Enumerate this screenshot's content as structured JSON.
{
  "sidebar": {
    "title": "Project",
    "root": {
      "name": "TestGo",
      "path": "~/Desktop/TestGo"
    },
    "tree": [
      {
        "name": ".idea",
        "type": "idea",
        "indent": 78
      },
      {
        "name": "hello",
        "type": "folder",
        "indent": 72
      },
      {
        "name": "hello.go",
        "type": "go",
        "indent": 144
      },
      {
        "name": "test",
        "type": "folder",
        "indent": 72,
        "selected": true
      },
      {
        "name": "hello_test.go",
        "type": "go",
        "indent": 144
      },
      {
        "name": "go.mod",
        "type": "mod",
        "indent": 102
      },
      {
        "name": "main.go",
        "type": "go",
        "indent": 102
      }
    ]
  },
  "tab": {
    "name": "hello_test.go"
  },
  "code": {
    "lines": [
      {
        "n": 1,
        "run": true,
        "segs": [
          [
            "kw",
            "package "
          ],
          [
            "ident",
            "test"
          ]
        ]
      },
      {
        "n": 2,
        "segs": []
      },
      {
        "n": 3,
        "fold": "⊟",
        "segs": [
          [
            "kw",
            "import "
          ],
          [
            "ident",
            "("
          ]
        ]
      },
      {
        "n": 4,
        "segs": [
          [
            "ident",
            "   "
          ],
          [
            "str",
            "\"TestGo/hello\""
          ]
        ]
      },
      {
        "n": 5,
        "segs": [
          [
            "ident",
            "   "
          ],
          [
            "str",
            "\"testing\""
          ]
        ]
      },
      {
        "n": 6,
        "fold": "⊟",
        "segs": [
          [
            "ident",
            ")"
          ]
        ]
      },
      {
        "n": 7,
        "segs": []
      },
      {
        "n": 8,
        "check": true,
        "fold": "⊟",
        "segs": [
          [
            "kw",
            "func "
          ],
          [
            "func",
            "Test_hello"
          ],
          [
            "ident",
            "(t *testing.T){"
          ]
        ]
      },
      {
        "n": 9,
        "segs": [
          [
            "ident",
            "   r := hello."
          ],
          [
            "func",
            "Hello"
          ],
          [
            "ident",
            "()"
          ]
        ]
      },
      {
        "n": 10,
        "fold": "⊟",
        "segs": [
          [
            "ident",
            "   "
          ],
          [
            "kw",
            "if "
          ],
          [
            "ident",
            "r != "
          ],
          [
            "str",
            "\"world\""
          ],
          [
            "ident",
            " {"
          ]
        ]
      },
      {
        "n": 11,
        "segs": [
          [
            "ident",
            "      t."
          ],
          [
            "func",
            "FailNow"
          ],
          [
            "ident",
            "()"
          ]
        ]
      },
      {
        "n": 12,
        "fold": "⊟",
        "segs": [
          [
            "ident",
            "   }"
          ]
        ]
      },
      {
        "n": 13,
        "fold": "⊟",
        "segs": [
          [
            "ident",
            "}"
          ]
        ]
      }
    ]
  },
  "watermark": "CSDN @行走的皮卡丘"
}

_WHAT IS ASKED_
Reproduce each record exactly as it appears.

_TASK SOLUTION_
Enumerate this screenshot's content as structured JSON.
{
  "sidebar": {
    "title": "Project",
    "root": {
      "name": "TestGo",
      "path": "~/Desktop/TestGo"
    },
    "tree": [
      {
        "name": ".idea",
        "type": "idea",
        "indent": 78
      },
      {
        "name": "hello",
        "type": "folder",
        "indent": 72
      },
      {
        "name": "hello.go",
        "type": "go",
        "indent": 144
      },
      {
        "name": "test",
        "type": "folder",
        "indent": 72,
        "selected": true
      },
      {
        "name": "hello_test.go",
        "type": "go",
        "indent": 144
      },
      {
        "name": "go.mod",
        "type": "mod",
        "indent": 102
      },
      {
        "name": "main.go",
        "type": "go",
        "indent": 102
      }
    ]
  },
  "tab": {
    "name": "hello_test.go"
  },
  "code": {
    "lines": [
      {
        "n": 1,
        "run": true,
        "segs": [
          [
            "kw",
            "package "
          ],
          [
            "ident",
            "test"
          ]
        ]
      },
      {
        "n": 2,
        "segs": []
      },
      {
        "n": 3,
        "fold": "⊟",
        "segs": [
          [
            "kw",
            "import "
          ],
          [
            "ident",
            "("
          ]
        ]
      },
      {
        "n": 4,
        "segs": [
          [
            "ident",
            "   "
          ],
          [
            "str",
            "\"TestGo/hello\""
          ]
        ]
      },
      {
        "n": 5,
        "segs": [
          [
            "ident",
            "   "
          ],
          [
            "str",
            "\"testing\""
          ]
        ]
      },
      {
        "n": 6,
        "fold": "⊟",
        "segs": [
          [
            "ident",
            ")"
          ]
        ]
      },
      {
        "n": 7,
        "segs": []
      },
      {
        "n": 8,
        "check": true,
        "fold": "⊟",
        "segs": [
          [
            "kw",
            "func "
          ],
          [
            "func",
            "Test_hello"
          ],
          [
            "ident",
            "(t *testing.T){"
          ]
        ]
      },
      {
        "n": 9,
        "segs": [
          [
            "ident",
            "   r := hello."
          ],
          [
            "func",
            "Hello"
          ],
          [
            "ident",
            "()"
          ]
        ]
      },
      {
        "n": 10,
        "fold": "⊟",
        "segs": [
          [
            "ident",
            "   "
          ],
          [
            "kw",
            "if "
          ],
          [
            "ident",
            "r != "
          ],
          [
            "str",
            "\"world\""
          ],
          [
            "ident",
            " {"
          ]
        ]
      },
      {
        "n": 11,
        "segs": [
          [
            "ident",
            "      t."
          ],
          [
            "func",
            "FailNow"
          ],
          [
            "ident",
            "()"
          ]
        ]
      },
      {
        "n": 12,
        "fold": "⊟",
        "segs": [
          [
            "ident",
            "   }"
          ]
        ]
      },
      {
        "n": 13,
        "fold": "⊟",
        "segs": [
          [
            "ident",
            "}"
          ]
        ]
      }
    ]
  },
  "watermark": "CSDN @行走的皮卡丘"
}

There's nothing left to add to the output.